§ **WORK TO COMPLETE**: In the listing below, locate the lines bearing the word "when". Copy every one of them.

A run of records
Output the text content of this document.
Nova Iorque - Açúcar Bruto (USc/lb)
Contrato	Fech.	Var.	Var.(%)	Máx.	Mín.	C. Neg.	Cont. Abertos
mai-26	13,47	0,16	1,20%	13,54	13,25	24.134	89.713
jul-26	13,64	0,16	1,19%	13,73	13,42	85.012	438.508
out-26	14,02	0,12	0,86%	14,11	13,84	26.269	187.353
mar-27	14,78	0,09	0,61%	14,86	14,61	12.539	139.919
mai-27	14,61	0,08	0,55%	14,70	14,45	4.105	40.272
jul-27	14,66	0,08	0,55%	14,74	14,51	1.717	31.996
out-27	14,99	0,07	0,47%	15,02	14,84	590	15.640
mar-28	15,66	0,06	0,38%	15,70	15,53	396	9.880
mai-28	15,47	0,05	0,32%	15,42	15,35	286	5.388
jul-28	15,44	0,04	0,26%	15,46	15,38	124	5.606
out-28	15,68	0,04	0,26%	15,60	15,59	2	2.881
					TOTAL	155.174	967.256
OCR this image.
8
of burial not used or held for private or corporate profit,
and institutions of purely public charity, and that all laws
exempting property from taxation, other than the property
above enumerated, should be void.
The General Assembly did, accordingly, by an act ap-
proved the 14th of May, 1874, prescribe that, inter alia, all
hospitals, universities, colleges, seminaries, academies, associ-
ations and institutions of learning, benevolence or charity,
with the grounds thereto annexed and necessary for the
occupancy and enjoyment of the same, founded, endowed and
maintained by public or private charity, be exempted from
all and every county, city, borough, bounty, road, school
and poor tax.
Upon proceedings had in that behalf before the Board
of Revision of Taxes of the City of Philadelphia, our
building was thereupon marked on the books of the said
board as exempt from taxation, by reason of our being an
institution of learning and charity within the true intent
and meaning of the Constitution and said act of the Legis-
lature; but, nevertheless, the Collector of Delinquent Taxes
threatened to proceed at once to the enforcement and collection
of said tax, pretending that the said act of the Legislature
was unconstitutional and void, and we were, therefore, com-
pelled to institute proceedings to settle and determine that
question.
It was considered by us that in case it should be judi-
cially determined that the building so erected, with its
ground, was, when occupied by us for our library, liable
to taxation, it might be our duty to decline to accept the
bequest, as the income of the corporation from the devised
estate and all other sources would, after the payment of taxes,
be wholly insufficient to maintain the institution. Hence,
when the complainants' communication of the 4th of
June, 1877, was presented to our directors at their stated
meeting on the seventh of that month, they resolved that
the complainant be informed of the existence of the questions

§ **RESULT OF THIS EXERCISE**:
ground, was, when occupied by us for our library, liable
when the complainants' communication of the 4th of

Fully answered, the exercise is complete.